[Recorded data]

============

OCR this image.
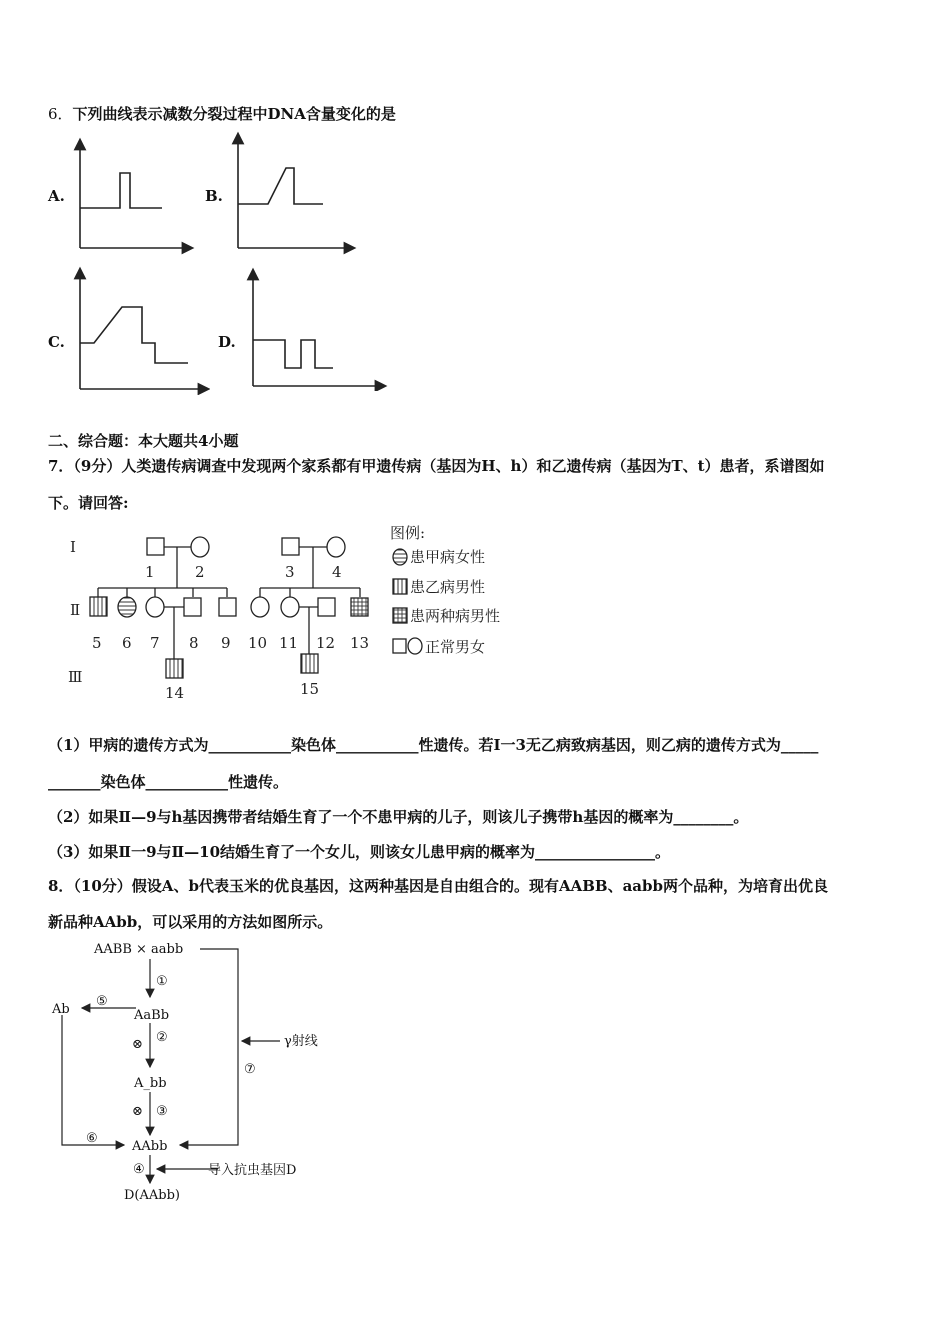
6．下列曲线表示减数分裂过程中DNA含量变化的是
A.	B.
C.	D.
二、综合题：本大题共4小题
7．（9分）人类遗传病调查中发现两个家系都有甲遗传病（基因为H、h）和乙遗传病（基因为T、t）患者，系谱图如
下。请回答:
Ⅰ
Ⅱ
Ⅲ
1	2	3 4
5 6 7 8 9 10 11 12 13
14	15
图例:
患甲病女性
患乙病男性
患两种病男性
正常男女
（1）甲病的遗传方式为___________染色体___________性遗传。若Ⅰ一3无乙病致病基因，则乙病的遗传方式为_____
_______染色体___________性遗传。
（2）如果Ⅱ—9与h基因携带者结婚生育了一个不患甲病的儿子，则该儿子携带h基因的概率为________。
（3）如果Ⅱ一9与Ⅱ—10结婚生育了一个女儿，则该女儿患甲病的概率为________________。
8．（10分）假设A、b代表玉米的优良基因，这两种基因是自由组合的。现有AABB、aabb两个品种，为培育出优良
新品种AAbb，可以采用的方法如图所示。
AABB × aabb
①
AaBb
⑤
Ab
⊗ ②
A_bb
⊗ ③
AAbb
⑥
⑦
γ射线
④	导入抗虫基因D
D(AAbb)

============

TASK GOAL » Write out the records above once more, word for word, with no pictures.

SOLUTION BELOW »
OCR this image.
6．下列曲线表示减数分裂过程中DNA含量变化的是
A.	B.
C.	D.
二、综合题：本大题共4小题
7．（9分）人类遗传病调查中发现两个家系都有甲遗传病（基因为H、h）和乙遗传病（基因为T、t）患者，系谱图如
下。请回答:
Ⅰ
Ⅱ
Ⅲ
1	2	3 4
5 6 7 8 9 10 11 12 13
14	15
图例:
患甲病女性
患乙病男性
患两种病男性
正常男女
（1）甲病的遗传方式为___________染色体___________性遗传。若Ⅰ一3无乙病致病基因，则乙病的遗传方式为_____
_______染色体___________性遗传。
（2）如果Ⅱ—9与h基因携带者结婚生育了一个不患甲病的儿子，则该儿子携带h基因的概率为________。
（3）如果Ⅱ一9与Ⅱ—10结婚生育了一个女儿，则该女儿患甲病的概率为________________。
8．（10分）假设A、b代表玉米的优良基因，这两种基因是自由组合的。现有AABB、aabb两个品种，为培育出优良
新品种AAbb，可以采用的方法如图所示。
AABB × aabb
①
AaBb
⑤
Ab
⊗ ②
A_bb
⊗ ③
AAbb
⑥
⑦
γ射线
④	导入抗虫基因D
D(AAbb)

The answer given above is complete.